[Data entries]
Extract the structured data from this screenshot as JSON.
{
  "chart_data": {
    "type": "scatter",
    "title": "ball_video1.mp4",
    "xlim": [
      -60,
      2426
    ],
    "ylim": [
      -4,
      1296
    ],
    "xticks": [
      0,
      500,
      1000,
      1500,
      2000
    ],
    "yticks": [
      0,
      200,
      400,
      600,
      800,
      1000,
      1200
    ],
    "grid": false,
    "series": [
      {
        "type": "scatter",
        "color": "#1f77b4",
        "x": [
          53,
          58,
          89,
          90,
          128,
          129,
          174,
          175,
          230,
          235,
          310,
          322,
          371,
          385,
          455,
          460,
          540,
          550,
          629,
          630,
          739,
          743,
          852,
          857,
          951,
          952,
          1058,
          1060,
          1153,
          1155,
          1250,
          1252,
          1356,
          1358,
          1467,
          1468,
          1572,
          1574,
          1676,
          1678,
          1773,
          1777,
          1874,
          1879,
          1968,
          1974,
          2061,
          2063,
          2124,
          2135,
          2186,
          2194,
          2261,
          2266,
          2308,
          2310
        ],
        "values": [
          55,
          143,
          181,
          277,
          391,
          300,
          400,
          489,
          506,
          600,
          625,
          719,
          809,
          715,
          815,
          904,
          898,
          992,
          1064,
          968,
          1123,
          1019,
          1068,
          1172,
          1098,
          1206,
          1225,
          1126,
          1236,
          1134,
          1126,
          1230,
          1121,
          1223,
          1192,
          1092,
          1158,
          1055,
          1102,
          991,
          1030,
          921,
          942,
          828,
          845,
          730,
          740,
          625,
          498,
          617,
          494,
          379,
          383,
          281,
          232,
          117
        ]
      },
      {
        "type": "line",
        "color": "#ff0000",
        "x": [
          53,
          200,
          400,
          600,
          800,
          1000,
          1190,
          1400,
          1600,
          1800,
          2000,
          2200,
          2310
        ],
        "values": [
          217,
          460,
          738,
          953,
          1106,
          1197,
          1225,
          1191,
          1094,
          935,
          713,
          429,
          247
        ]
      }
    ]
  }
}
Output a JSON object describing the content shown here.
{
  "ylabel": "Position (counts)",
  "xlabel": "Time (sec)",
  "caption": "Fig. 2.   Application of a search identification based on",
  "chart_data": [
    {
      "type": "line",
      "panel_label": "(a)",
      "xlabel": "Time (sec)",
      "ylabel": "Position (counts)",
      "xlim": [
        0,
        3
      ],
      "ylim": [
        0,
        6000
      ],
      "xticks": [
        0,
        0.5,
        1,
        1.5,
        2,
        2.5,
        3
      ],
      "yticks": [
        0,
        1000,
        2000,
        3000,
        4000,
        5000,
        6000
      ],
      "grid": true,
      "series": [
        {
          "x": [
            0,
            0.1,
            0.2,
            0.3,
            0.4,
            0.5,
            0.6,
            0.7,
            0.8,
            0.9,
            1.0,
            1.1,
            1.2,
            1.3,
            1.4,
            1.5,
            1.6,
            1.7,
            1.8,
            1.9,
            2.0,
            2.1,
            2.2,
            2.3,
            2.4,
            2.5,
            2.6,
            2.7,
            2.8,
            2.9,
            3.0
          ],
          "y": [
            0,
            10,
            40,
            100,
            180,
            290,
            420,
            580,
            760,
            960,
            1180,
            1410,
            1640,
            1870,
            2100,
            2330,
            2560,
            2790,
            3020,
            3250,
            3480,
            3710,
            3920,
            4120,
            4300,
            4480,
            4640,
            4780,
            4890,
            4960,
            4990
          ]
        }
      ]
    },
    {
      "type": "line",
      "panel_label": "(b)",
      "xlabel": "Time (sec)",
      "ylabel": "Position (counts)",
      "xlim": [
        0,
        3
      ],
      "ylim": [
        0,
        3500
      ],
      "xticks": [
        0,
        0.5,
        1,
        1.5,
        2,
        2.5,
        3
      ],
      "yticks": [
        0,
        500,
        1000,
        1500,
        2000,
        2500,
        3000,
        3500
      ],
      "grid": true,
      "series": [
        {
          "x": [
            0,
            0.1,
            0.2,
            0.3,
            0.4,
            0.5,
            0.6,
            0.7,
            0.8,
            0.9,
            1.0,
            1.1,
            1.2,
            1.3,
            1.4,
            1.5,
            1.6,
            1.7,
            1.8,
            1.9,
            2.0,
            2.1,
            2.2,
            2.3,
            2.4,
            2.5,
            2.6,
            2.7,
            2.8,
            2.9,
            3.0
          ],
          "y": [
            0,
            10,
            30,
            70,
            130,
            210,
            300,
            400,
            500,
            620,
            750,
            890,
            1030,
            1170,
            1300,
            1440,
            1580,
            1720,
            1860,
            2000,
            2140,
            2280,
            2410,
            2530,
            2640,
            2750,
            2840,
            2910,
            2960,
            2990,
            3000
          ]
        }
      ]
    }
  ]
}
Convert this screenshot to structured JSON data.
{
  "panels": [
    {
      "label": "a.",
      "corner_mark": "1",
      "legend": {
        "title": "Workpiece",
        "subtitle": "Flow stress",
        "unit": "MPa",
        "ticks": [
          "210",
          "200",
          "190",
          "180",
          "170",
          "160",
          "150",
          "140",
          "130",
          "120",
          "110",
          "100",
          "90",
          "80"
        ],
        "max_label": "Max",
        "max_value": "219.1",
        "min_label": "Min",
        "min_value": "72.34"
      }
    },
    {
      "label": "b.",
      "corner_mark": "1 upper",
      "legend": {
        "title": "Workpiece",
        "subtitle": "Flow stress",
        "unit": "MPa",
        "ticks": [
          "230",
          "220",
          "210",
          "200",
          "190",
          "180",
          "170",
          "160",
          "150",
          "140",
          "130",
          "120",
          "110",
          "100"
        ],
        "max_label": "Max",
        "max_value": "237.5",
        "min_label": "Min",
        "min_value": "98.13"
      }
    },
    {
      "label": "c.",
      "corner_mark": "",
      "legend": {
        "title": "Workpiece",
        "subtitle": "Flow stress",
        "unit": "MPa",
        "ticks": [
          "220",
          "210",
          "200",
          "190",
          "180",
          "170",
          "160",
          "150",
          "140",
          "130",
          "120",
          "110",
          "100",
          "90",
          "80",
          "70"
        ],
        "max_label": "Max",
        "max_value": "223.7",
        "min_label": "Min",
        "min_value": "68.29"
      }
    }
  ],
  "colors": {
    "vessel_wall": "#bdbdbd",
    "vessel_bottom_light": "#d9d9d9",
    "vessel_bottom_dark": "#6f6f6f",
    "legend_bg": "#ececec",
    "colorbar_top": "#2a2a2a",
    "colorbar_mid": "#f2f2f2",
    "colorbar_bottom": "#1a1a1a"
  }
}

WHAT YOU ARE ASKED TO DO -> Return the entries in full, keeping every line exactly as it is.

RESPONSE ->
Extract the structured data from this screenshot as JSON.
{
  "chart_data": {
    "type": "scatter",
    "title": "ball_video1.mp4",
    "xlim": [
      -60,
      2426
    ],
    "ylim": [
      -4,
      1296
    ],
    "xticks": [
      0,
      500,
      1000,
      1500,
      2000
    ],
    "yticks": [
      0,
      200,
      400,
      600,
      800,
      1000,
      1200
    ],
    "grid": false,
    "series": [
      {
        "type": "scatter",
        "color": "#1f77b4",
        "x": [
          53,
          58,
          89,
          90,
          128,
          129,
          174,
          175,
          230,
          235,
          310,
          322,
          371,
          385,
          455,
          460,
          540,
          550,
          629,
          630,
          739,
          743,
          852,
          857,
          951,
          952,
          1058,
          1060,
          1153,
          1155,
          1250,
          1252,
          1356,
          1358,
          1467,
          1468,
          1572,
          1574,
          1676,
          1678,
          1773,
          1777,
          1874,
          1879,
          1968,
          1974,
          2061,
          2063,
          2124,
          2135,
          2186,
          2194,
          2261,
          2266,
          2308,
          2310
        ],
        "values": [
          55,
          143,
          181,
          277,
          391,
          300,
          400,
          489,
          506,
          600,
          625,
          719,
          809,
          715,
          815,
          904,
          898,
          992,
          1064,
          968,
          1123,
          1019,
          1068,
          1172,
          1098,
          1206,
          1225,
          1126,
          1236,
          1134,
          1126,
          1230,
          1121,
          1223,
          1192,
          1092,
          1158,
          1055,
          1102,
          991,
          1030,
          921,
          942,
          828,
          845,
          730,
          740,
          625,
          498,
          617,
          494,
          379,
          383,
          281,
          232,
          117
        ]
      },
      {
        "type": "line",
        "color": "#ff0000",
        "x": [
          53,
          200,
          400,
          600,
          800,
          1000,
          1190,
          1400,
          1600,
          1800,
          2000,
          2200,
          2310
        ],
        "values": [
          217,
          460,
          738,
          953,
          1106,
          1197,
          1225,
          1191,
          1094,
          935,
          713,
          429,
          247
        ]
      }
    ]
  }
}
Output a JSON object describing the content shown here.
{
  "ylabel": "Position (counts)",
  "xlabel": "Time (sec)",
  "caption": "Fig. 2.   Application of a search identification based on",
  "chart_data": [
    {
      "type": "line",
      "panel_label": "(a)",
      "xlabel": "Time (sec)",
      "ylabel": "Position (counts)",
      "xlim": [
        0,
        3
      ],
      "ylim": [
        0,
        6000
      ],
      "xticks": [
        0,
        0.5,
        1,
        1.5,
        2,
        2.5,
        3
      ],
      "yticks": [
        0,
        1000,
        2000,
        3000,
        4000,
        5000,
        6000
      ],
      "grid": true,
      "series": [
        {
          "x": [
            0,
            0.1,
            0.2,
            0.3,
            0.4,
            0.5,
            0.6,
            0.7,
            0.8,
            0.9,
            1.0,
            1.1,
            1.2,
            1.3,
            1.4,
            1.5,
            1.6,
            1.7,
            1.8,
            1.9,
            2.0,
            2.1,
            2.2,
            2.3,
            2.4,
            2.5,
            2.6,
            2.7,
            2.8,
            2.9,
            3.0
          ],
          "y": [
            0,
            10,
            40,
            100,
            180,
            290,
            420,
            580,
            760,
            960,
            1180,
            1410,
            1640,
            1870,
            2100,
            2330,
            2560,
            2790,
            3020,
            3250,
            3480,
            3710,
            3920,
            4120,
            4300,
            4480,
            4640,
            4780,
            4890,
            4960,
            4990
          ]
        }
      ]
    },
    {
      "type": "line",
      "panel_label": "(b)",
      "xlabel": "Time (sec)",
      "ylabel": "Position (counts)",
      "xlim": [
        0,
        3
      ],
      "ylim": [
        0,
        3500
      ],
      "xticks": [
        0,
        0.5,
        1,
        1.5,
        2,
        2.5,
        3
      ],
      "yticks": [
        0,
        500,
        1000,
        1500,
        2000,
        2500,
        3000,
        3500
      ],
      "grid": true,
      "series": [
        {
          "x": [
            0,
            0.1,
            0.2,
            0.3,
            0.4,
            0.5,
            0.6,
            0.7,
            0.8,
            0.9,
            1.0,
            1.1,
            1.2,
            1.3,
            1.4,
            1.5,
            1.6,
            1.7,
            1.8,
            1.9,
            2.0,
            2.1,
            2.2,
            2.3,
            2.4,
            2.5,
            2.6,
            2.7,
            2.8,
            2.9,
            3.0
          ],
          "y": [
            0,
            10,
            30,
            70,
            130,
            210,
            300,
            400,
            500,
            620,
            750,
            890,
            1030,
            1170,
            1300,
            1440,
            1580,
            1720,
            1860,
            2000,
            2140,
            2280,
            2410,
            2530,
            2640,
            2750,
            2840,
            2910,
            2960,
            2990,
            3000
          ]
        }
      ]
    }
  ]
}
Convert this screenshot to structured JSON data.
{
  "panels": [
    {
      "label": "a.",
      "corner_mark": "1",
      "legend": {
        "title": "Workpiece",
        "subtitle": "Flow stress",
        "unit": "MPa",
        "ticks": [
          "210",
          "200",
          "190",
          "180",
          "170",
          "160",
          "150",
          "140",
          "130",
          "120",
          "110",
          "100",
          "90",
          "80"
        ],
        "max_label": "Max",
        "max_value": "219.1",
        "min_label": "Min",
        "min_value": "72.34"
      }
    },
    {
      "label": "b.",
      "corner_mark": "1 upper",
      "legend": {
        "title": "Workpiece",
        "subtitle": "Flow stress",
        "unit": "MPa",
        "ticks": [
          "230",
          "220",
          "210",
          "200",
          "190",
          "180",
          "170",
          "160",
          "150",
          "140",
          "130",
          "120",
          "110",
          "100"
        ],
        "max_label": "Max",
        "max_value": "237.5",
        "min_label": "Min",
        "min_value": "98.13"
      }
    },
    {
      "label": "c.",
      "corner_mark": "",
      "legend": {
        "title": "Workpiece",
        "subtitle": "Flow stress",
        "unit": "MPa",
        "ticks": [
          "220",
          "210",
          "200",
          "190",
          "180",
          "170",
          "160",
          "150",
          "140",
          "130",
          "120",
          "110",
          "100",
          "90",
          "80",
          "70"
        ],
        "max_label": "Max",
        "max_value": "223.7",
        "min_label": "Min",
        "min_value": "68.29"
      }
    }
  ],
  "colors": {
    "vessel_wall": "#bdbdbd",
    "vessel_bottom_light": "#d9d9d9",
    "vessel_bottom_dark": "#6f6f6f",
    "legend_bg": "#ececec",
    "colorbar_top": "#2a2a2a",
    "colorbar_mid": "#f2f2f2",
    "colorbar_bottom": "#1a1a1a"
  }
}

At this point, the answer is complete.